Do this
Retype all of the listing exactly, passing over any picture you find.

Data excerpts
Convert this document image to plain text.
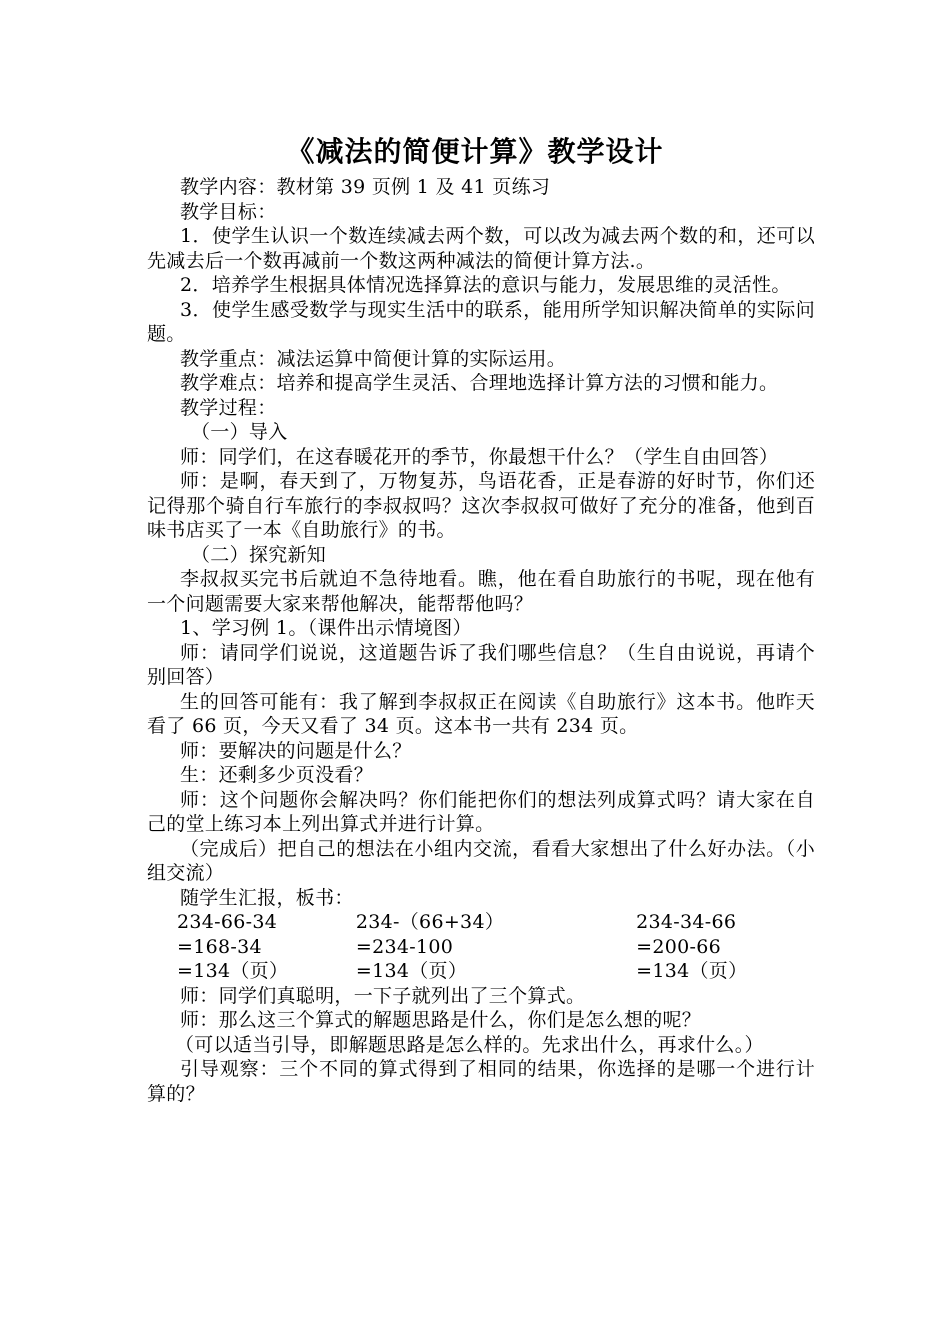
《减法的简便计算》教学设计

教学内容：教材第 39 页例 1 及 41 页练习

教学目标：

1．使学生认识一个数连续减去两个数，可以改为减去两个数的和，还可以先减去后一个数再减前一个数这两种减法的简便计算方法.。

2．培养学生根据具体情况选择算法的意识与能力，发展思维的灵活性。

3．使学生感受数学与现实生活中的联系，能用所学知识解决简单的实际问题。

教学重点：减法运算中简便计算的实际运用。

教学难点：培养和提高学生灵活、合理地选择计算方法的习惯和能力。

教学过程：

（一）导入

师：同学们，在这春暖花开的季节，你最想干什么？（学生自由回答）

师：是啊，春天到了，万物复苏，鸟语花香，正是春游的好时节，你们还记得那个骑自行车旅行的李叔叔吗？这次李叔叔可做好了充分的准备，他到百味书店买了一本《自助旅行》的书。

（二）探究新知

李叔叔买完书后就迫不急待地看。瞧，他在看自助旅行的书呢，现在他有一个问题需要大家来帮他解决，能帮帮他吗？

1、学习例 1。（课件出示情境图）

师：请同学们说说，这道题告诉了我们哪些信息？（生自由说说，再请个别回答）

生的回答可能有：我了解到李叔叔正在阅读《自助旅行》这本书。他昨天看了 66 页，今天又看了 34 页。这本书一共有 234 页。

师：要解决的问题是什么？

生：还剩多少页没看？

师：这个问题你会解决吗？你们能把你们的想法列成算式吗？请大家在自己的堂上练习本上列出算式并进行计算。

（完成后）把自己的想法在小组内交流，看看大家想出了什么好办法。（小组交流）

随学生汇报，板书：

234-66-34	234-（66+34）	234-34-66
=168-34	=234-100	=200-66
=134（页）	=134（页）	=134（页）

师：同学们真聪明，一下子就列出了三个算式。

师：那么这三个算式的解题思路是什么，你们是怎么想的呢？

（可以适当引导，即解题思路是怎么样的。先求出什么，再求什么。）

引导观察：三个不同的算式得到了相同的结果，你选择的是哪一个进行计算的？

Completed exercise
Convert this document image to plain text.
《减法的简便计算》教学设计

教学内容：教材第 39 页例 1 及 41 页练习

教学目标：

1．使学生认识一个数连续减去两个数，可以改为减去两个数的和，还可以先减去后一个数再减前一个数这两种减法的简便计算方法.。

2．培养学生根据具体情况选择算法的意识与能力，发展思维的灵活性。

3．使学生感受数学与现实生活中的联系，能用所学知识解决简单的实际问题。

教学重点：减法运算中简便计算的实际运用。

教学难点：培养和提高学生灵活、合理地选择计算方法的习惯和能力。

教学过程：

（一）导入

师：同学们，在这春暖花开的季节，你最想干什么？（学生自由回答）

师：是啊，春天到了，万物复苏，鸟语花香，正是春游的好时节，你们还记得那个骑自行车旅行的李叔叔吗？这次李叔叔可做好了充分的准备，他到百味书店买了一本《自助旅行》的书。

（二）探究新知

李叔叔买完书后就迫不急待地看。瞧，他在看自助旅行的书呢，现在他有一个问题需要大家来帮他解决，能帮帮他吗？

1、学习例 1。（课件出示情境图）

师：请同学们说说，这道题告诉了我们哪些信息？（生自由说说，再请个别回答）

生的回答可能有：我了解到李叔叔正在阅读《自助旅行》这本书。他昨天看了 66 页，今天又看了 34 页。这本书一共有 234 页。

师：要解决的问题是什么？

生：还剩多少页没看？

师：这个问题你会解决吗？你们能把你们的想法列成算式吗？请大家在自己的堂上练习本上列出算式并进行计算。

（完成后）把自己的想法在小组内交流，看看大家想出了什么好办法。（小组交流）

随学生汇报，板书：

234-66-34	234-（66+34）	234-34-66
=168-34	=234-100	=200-66
=134（页）	=134（页）	=134（页）

师：同学们真聪明，一下子就列出了三个算式。

师：那么这三个算式的解题思路是什么，你们是怎么想的呢？

（可以适当引导，即解题思路是怎么样的。先求出什么，再求什么。）

引导观察：三个不同的算式得到了相同的结果，你选择的是哪一个进行计算的？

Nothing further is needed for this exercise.